§ **Given task**
Nothing in the data should change when you return it, but leave the pictures out.
— Begin Data rows —
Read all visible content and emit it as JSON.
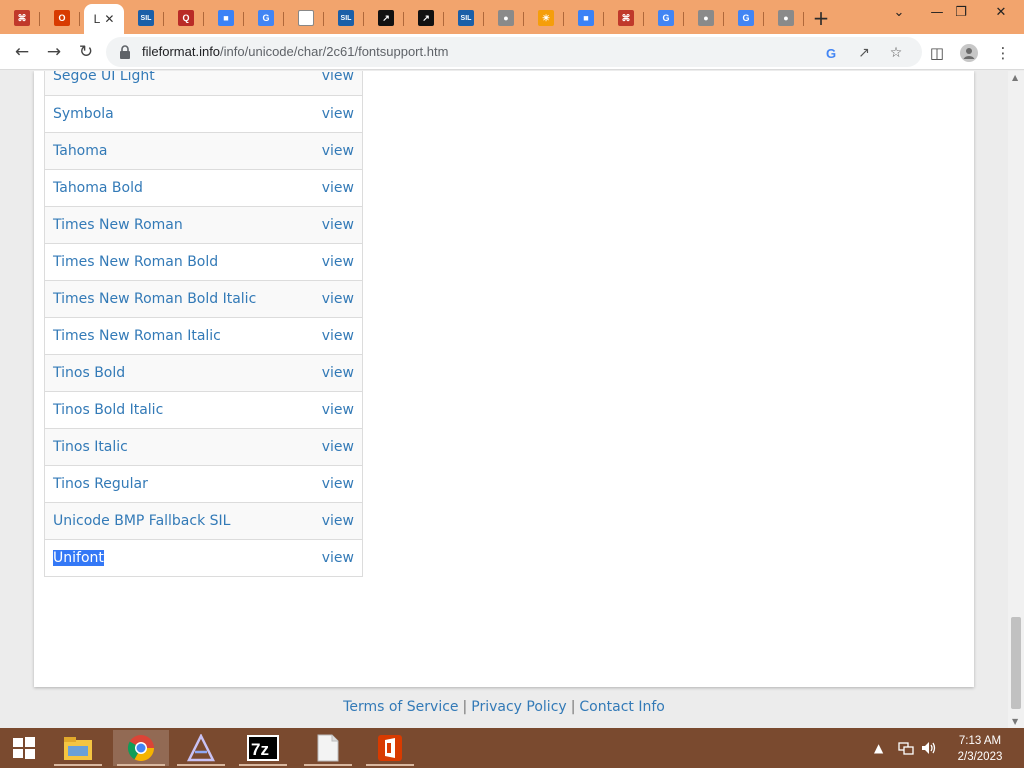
{
  "browser": {
    "tabs": [
      {
        "icon": "fileformat-icon",
        "color": "#c0392b",
        "glyph": "⌘"
      },
      {
        "icon": "office-icon",
        "color": "#d83b01",
        "glyph": "O"
      },
      {
        "icon": "active-tab",
        "letter": "L",
        "active": true
      },
      {
        "icon": "sil-icon",
        "color": "#1b5fa8",
        "glyph": "SIL"
      },
      {
        "icon": "quora-icon",
        "color": "#b92b27",
        "glyph": "Q"
      },
      {
        "icon": "multicolor-icon",
        "color": "#3b82f6",
        "glyph": "■"
      },
      {
        "icon": "google-icon",
        "color": "#4285f4",
        "glyph": "G"
      },
      {
        "icon": "document-icon",
        "color": "#ffffff",
        "glyph": ""
      },
      {
        "icon": "sil-icon",
        "color": "#1b5fa8",
        "glyph": "SIL"
      },
      {
        "icon": "blackcircle-icon",
        "color": "#111111",
        "glyph": "↗"
      },
      {
        "icon": "blackcircle-icon",
        "color": "#111111",
        "glyph": "↗"
      },
      {
        "icon": "sil-icon",
        "color": "#1b5fa8",
        "glyph": "SIL"
      },
      {
        "icon": "globe-icon",
        "color": "#8a8a8a",
        "glyph": "●"
      },
      {
        "icon": "sun-icon",
        "color": "#f59e0b",
        "glyph": "☀"
      },
      {
        "icon": "multicolor-icon",
        "color": "#3b82f6",
        "glyph": "■"
      },
      {
        "icon": "fileformat-icon",
        "color": "#c0392b",
        "glyph": "⌘"
      },
      {
        "icon": "google-icon",
        "color": "#4285f4",
        "glyph": "G"
      },
      {
        "icon": "globe-icon",
        "color": "#8a8a8a",
        "glyph": "●"
      },
      {
        "icon": "google-icon",
        "color": "#4285f4",
        "glyph": "G"
      },
      {
        "icon": "globe-icon",
        "color": "#8a8a8a",
        "glyph": "●"
      }
    ],
    "active_tab_letter": "L",
    "url_host": "fileformat.info",
    "url_path": "/info/unicode/char/2c61/fontsupport.htm",
    "tabstrip_color": "#f2a46d"
  },
  "fonts": [
    {
      "name": "Segoe UI Light",
      "link": "view"
    },
    {
      "name": "Symbola",
      "link": "view"
    },
    {
      "name": "Tahoma",
      "link": "view"
    },
    {
      "name": "Tahoma Bold",
      "link": "view"
    },
    {
      "name": "Times New Roman",
      "link": "view"
    },
    {
      "name": "Times New Roman Bold",
      "link": "view"
    },
    {
      "name": "Times New Roman Bold Italic",
      "link": "view"
    },
    {
      "name": "Times New Roman Italic",
      "link": "view"
    },
    {
      "name": "Tinos Bold",
      "link": "view"
    },
    {
      "name": "Tinos Bold Italic",
      "link": "view"
    },
    {
      "name": "Tinos Italic",
      "link": "view"
    },
    {
      "name": "Tinos Regular",
      "link": "view"
    },
    {
      "name": "Unicode BMP Fallback SIL",
      "link": "view"
    },
    {
      "name": "Unifont",
      "link": "view",
      "selected": true
    }
  ],
  "footer": {
    "terms": "Terms of Service",
    "privacy": "Privacy Policy",
    "contact": "Contact Info",
    "separator": "|"
  },
  "taskbar": {
    "apps": [
      "start-icon",
      "file-explorer-icon",
      "chrome-icon",
      "app-a-icon",
      "7zip-icon",
      "notepad-icon",
      "office-icon"
    ],
    "time": "7:13 AM",
    "date": "2/3/2023"
  },
  "colors": {
    "link": "#337ab7",
    "selection": "#3478f6",
    "taskbar": "#7a4a2f"
  }
}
— End Data rows —
§ **Task answer**
Read all visible content and emit it as JSON.
{
  "browser": {
    "tabs": [
      {
        "icon": "fileformat-icon",
        "color": "#c0392b",
        "glyph": "⌘"
      },
      {
        "icon": "office-icon",
        "color": "#d83b01",
        "glyph": "O"
      },
      {
        "icon": "active-tab",
        "letter": "L",
        "active": true
      },
      {
        "icon": "sil-icon",
        "color": "#1b5fa8",
        "glyph": "SIL"
      },
      {
        "icon": "quora-icon",
        "color": "#b92b27",
        "glyph": "Q"
      },
      {
        "icon": "multicolor-icon",
        "color": "#3b82f6",
        "glyph": "■"
      },
      {
        "icon": "google-icon",
        "color": "#4285f4",
        "glyph": "G"
      },
      {
        "icon": "document-icon",
        "color": "#ffffff",
        "glyph": ""
      },
      {
        "icon": "sil-icon",
        "color": "#1b5fa8",
        "glyph": "SIL"
      },
      {
        "icon": "blackcircle-icon",
        "color": "#111111",
        "glyph": "↗"
      },
      {
        "icon": "blackcircle-icon",
        "color": "#111111",
        "glyph": "↗"
      },
      {
        "icon": "sil-icon",
        "color": "#1b5fa8",
        "glyph": "SIL"
      },
      {
        "icon": "globe-icon",
        "color": "#8a8a8a",
        "glyph": "●"
      },
      {
        "icon": "sun-icon",
        "color": "#f59e0b",
        "glyph": "☀"
      },
      {
        "icon": "multicolor-icon",
        "color": "#3b82f6",
        "glyph": "■"
      },
      {
        "icon": "fileformat-icon",
        "color": "#c0392b",
        "glyph": "⌘"
      },
      {
        "icon": "google-icon",
        "color": "#4285f4",
        "glyph": "G"
      },
      {
        "icon": "globe-icon",
        "color": "#8a8a8a",
        "glyph": "●"
      },
      {
        "icon": "google-icon",
        "color": "#4285f4",
        "glyph": "G"
      },
      {
        "icon": "globe-icon",
        "color": "#8a8a8a",
        "glyph": "●"
      }
    ],
    "active_tab_letter": "L",
    "url_host": "fileformat.info",
    "url_path": "/info/unicode/char/2c61/fontsupport.htm",
    "tabstrip_color": "#f2a46d"
  },
  "fonts": [
    {
      "name": "Segoe UI Light",
      "link": "view"
    },
    {
      "name": "Symbola",
      "link": "view"
    },
    {
      "name": "Tahoma",
      "link": "view"
    },
    {
      "name": "Tahoma Bold",
      "link": "view"
    },
    {
      "name": "Times New Roman",
      "link": "view"
    },
    {
      "name": "Times New Roman Bold",
      "link": "view"
    },
    {
      "name": "Times New Roman Bold Italic",
      "link": "view"
    },
    {
      "name": "Times New Roman Italic",
      "link": "view"
    },
    {
      "name": "Tinos Bold",
      "link": "view"
    },
    {
      "name": "Tinos Bold Italic",
      "link": "view"
    },
    {
      "name": "Tinos Italic",
      "link": "view"
    },
    {
      "name": "Tinos Regular",
      "link": "view"
    },
    {
      "name": "Unicode BMP Fallback SIL",
      "link": "view"
    },
    {
      "name": "Unifont",
      "link": "view",
      "selected": true
    }
  ],
  "footer": {
    "terms": "Terms of Service",
    "privacy": "Privacy Policy",
    "contact": "Contact Info",
    "separator": "|"
  },
  "taskbar": {
    "apps": [
      "start-icon",
      "file-explorer-icon",
      "chrome-icon",
      "app-a-icon",
      "7zip-icon",
      "notepad-icon",
      "office-icon"
    ],
    "time": "7:13 AM",
    "date": "2/3/2023"
  },
  "colors": {
    "link": "#337ab7",
    "selection": "#3478f6",
    "taskbar": "#7a4a2f"
  }
}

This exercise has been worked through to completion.